**Task objective**
Which lines of the records contain "следующей"? Collect every one of them.

Dataset items
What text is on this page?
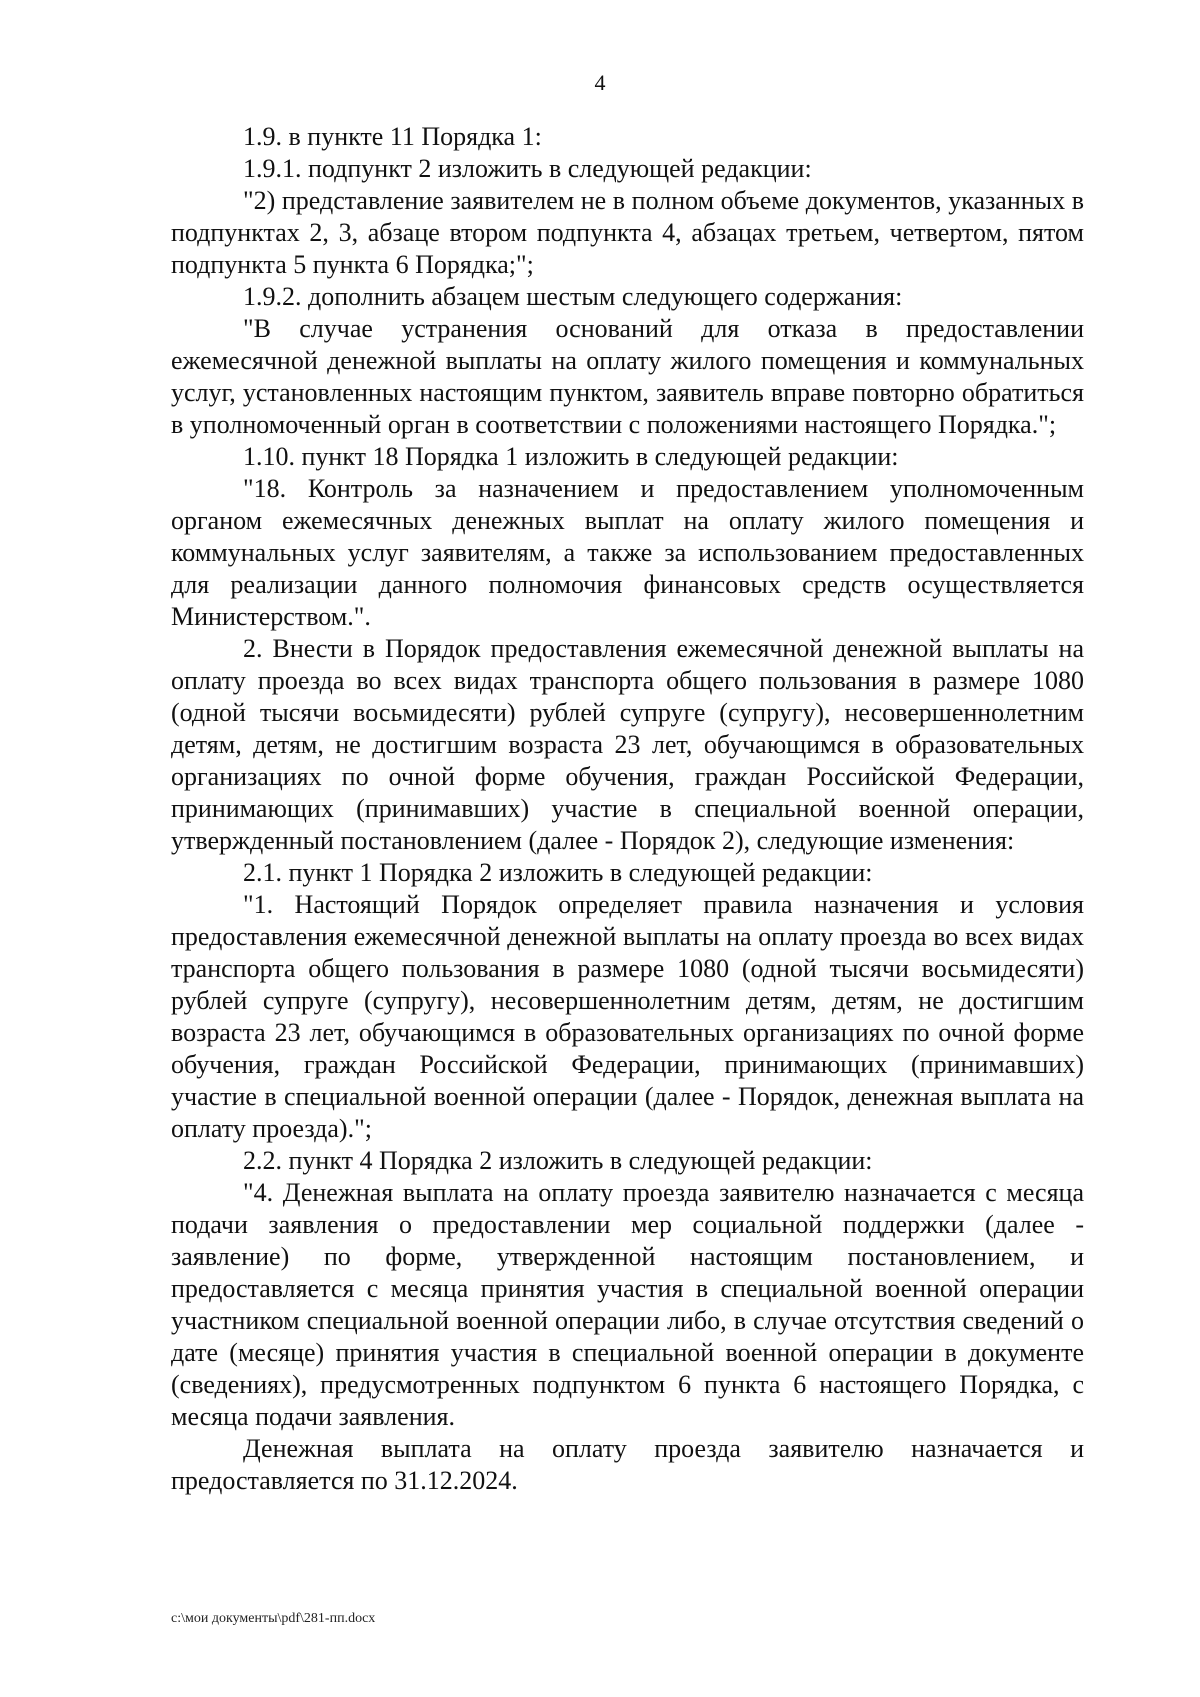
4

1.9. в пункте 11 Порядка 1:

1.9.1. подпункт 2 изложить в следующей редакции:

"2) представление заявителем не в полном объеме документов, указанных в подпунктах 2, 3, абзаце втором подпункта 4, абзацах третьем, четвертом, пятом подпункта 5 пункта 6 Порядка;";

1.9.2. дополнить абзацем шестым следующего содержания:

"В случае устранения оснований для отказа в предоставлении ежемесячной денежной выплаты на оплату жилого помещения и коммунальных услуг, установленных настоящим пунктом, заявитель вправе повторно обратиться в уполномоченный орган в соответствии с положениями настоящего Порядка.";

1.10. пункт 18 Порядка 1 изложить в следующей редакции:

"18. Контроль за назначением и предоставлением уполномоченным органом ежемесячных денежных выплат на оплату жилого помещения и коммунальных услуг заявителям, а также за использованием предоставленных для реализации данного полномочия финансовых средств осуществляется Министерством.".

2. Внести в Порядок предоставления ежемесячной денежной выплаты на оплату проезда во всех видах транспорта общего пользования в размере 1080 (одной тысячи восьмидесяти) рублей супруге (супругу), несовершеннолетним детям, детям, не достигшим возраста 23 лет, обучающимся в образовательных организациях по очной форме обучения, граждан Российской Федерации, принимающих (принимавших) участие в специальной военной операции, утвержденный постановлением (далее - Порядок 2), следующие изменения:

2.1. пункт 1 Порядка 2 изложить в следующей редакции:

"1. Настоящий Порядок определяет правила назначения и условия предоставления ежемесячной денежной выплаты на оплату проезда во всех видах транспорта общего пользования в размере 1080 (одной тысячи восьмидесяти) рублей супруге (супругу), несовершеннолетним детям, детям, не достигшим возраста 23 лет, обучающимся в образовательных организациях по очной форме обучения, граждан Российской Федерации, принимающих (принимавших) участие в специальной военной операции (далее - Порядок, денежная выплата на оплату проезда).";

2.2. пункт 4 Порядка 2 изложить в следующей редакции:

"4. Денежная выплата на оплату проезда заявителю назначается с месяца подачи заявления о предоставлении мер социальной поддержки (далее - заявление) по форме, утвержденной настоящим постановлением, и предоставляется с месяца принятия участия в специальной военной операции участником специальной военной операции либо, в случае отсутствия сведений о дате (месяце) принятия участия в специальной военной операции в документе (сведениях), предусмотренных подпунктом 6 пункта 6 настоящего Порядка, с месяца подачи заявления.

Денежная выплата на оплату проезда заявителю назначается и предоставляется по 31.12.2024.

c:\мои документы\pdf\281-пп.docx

**Result of this task**
1.9.1. подпункт 2 изложить в следующей редакции:
1.10. пункт 18 Порядка 1 изложить в следующей редакции:
2.1. пункт 1 Порядка 2 изложить в следующей редакции:
2.2. пункт 4 Порядка 2 изложить в следующей редакции:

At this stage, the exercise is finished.